* Begin DATA ENTRIES *
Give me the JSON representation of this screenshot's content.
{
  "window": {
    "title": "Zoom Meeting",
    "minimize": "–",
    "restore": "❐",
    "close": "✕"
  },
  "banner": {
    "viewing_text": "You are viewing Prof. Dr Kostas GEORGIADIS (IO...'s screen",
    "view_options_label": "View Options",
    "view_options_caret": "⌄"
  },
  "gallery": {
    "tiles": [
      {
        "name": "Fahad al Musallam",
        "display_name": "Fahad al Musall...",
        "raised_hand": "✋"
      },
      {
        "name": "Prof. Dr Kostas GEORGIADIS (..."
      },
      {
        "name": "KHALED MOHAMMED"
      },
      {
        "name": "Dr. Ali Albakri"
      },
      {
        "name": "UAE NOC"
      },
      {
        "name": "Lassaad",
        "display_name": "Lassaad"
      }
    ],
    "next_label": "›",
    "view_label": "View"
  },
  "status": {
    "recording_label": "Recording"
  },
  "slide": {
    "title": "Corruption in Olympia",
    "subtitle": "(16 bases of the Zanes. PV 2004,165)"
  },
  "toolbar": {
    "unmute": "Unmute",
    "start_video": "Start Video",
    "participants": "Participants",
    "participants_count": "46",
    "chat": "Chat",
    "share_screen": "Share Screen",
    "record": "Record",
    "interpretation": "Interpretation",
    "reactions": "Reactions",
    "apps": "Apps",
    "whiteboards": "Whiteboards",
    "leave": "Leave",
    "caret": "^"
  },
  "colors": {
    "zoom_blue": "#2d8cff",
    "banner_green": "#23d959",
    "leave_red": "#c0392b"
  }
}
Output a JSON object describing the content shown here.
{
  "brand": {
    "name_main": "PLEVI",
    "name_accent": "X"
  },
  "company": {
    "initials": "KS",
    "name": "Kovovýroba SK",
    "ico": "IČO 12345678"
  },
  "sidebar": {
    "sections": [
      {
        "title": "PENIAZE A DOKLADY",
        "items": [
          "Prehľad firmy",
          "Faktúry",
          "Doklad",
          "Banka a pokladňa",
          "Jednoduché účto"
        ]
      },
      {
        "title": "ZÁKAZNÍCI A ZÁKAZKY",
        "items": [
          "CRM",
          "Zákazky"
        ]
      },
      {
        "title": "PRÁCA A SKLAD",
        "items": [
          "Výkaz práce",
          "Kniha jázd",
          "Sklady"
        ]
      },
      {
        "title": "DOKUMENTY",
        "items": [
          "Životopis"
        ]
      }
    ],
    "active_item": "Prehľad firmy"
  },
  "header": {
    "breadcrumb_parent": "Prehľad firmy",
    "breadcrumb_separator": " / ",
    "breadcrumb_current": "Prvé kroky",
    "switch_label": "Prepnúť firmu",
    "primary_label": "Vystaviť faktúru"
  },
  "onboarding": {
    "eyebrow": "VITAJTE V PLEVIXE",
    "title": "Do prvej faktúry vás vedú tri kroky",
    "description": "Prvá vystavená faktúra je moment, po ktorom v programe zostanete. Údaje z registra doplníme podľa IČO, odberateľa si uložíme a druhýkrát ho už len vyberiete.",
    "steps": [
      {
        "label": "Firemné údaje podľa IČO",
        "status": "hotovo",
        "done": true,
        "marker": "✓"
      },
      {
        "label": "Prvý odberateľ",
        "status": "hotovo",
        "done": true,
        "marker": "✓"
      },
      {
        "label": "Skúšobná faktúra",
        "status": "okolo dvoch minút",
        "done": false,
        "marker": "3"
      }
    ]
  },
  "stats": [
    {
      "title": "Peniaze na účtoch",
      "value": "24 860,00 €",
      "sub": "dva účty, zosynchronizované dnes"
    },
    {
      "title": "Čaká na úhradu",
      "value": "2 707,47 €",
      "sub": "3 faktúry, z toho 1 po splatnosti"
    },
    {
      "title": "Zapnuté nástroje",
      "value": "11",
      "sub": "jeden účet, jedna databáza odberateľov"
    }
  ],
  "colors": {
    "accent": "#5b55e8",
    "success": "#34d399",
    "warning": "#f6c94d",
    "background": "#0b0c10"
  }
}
* End DATA ENTRIES *
**WHAT THE EXERCISE ASKS:** Extract the full listing and reproduce each line exactly.

**RESPONSE:**
Give me the JSON representation of this screenshot's content.
{
  "window": {
    "title": "Zoom Meeting",
    "minimize": "–",
    "restore": "❐",
    "close": "✕"
  },
  "banner": {
    "viewing_text": "You are viewing Prof. Dr Kostas GEORGIADIS (IO...'s screen",
    "view_options_label": "View Options",
    "view_options_caret": "⌄"
  },
  "gallery": {
    "tiles": [
      {
        "name": "Fahad al Musallam",
        "display_name": "Fahad al Musall...",
        "raised_hand": "✋"
      },
      {
        "name": "Prof. Dr Kostas GEORGIADIS (..."
      },
      {
        "name": "KHALED MOHAMMED"
      },
      {
        "name": "Dr. Ali Albakri"
      },
      {
        "name": "UAE NOC"
      },
      {
        "name": "Lassaad",
        "display_name": "Lassaad"
      }
    ],
    "next_label": "›",
    "view_label": "View"
  },
  "status": {
    "recording_label": "Recording"
  },
  "slide": {
    "title": "Corruption in Olympia",
    "subtitle": "(16 bases of the Zanes. PV 2004,165)"
  },
  "toolbar": {
    "unmute": "Unmute",
    "start_video": "Start Video",
    "participants": "Participants",
    "participants_count": "46",
    "chat": "Chat",
    "share_screen": "Share Screen",
    "record": "Record",
    "interpretation": "Interpretation",
    "reactions": "Reactions",
    "apps": "Apps",
    "whiteboards": "Whiteboards",
    "leave": "Leave",
    "caret": "^"
  },
  "colors": {
    "zoom_blue": "#2d8cff",
    "banner_green": "#23d959",
    "leave_red": "#c0392b"
  }
}
Output a JSON object describing the content shown here.
{
  "brand": {
    "name_main": "PLEVI",
    "name_accent": "X"
  },
  "company": {
    "initials": "KS",
    "name": "Kovovýroba SK",
    "ico": "IČO 12345678"
  },
  "sidebar": {
    "sections": [
      {
        "title": "PENIAZE A DOKLADY",
        "items": [
          "Prehľad firmy",
          "Faktúry",
          "Doklad",
          "Banka a pokladňa",
          "Jednoduché účto"
        ]
      },
      {
        "title": "ZÁKAZNÍCI A ZÁKAZKY",
        "items": [
          "CRM",
          "Zákazky"
        ]
      },
      {
        "title": "PRÁCA A SKLAD",
        "items": [
          "Výkaz práce",
          "Kniha jázd",
          "Sklady"
        ]
      },
      {
        "title": "DOKUMENTY",
        "items": [
          "Životopis"
        ]
      }
    ],
    "active_item": "Prehľad firmy"
  },
  "header": {
    "breadcrumb_parent": "Prehľad firmy",
    "breadcrumb_separator": " / ",
    "breadcrumb_current": "Prvé kroky",
    "switch_label": "Prepnúť firmu",
    "primary_label": "Vystaviť faktúru"
  },
  "onboarding": {
    "eyebrow": "VITAJTE V PLEVIXE",
    "title": "Do prvej faktúry vás vedú tri kroky",
    "description": "Prvá vystavená faktúra je moment, po ktorom v programe zostanete. Údaje z registra doplníme podľa IČO, odberateľa si uložíme a druhýkrát ho už len vyberiete.",
    "steps": [
      {
        "label": "Firemné údaje podľa IČO",
        "status": "hotovo",
        "done": true,
        "marker": "✓"
      },
      {
        "label": "Prvý odberateľ",
        "status": "hotovo",
        "done": true,
        "marker": "✓"
      },
      {
        "label": "Skúšobná faktúra",
        "status": "okolo dvoch minút",
        "done": false,
        "marker": "3"
      }
    ]
  },
  "stats": [
    {
      "title": "Peniaze na účtoch",
      "value": "24 860,00 €",
      "sub": "dva účty, zosynchronizované dnes"
    },
    {
      "title": "Čaká na úhradu",
      "value": "2 707,47 €",
      "sub": "3 faktúry, z toho 1 po splatnosti"
    },
    {
      "title": "Zapnuté nástroje",
      "value": "11",
      "sub": "jeden účet, jedna databáza odberateľov"
    }
  ],
  "colors": {
    "accent": "#5b55e8",
    "success": "#34d399",
    "warning": "#f6c94d",
    "background": "#0b0c10"
  }
}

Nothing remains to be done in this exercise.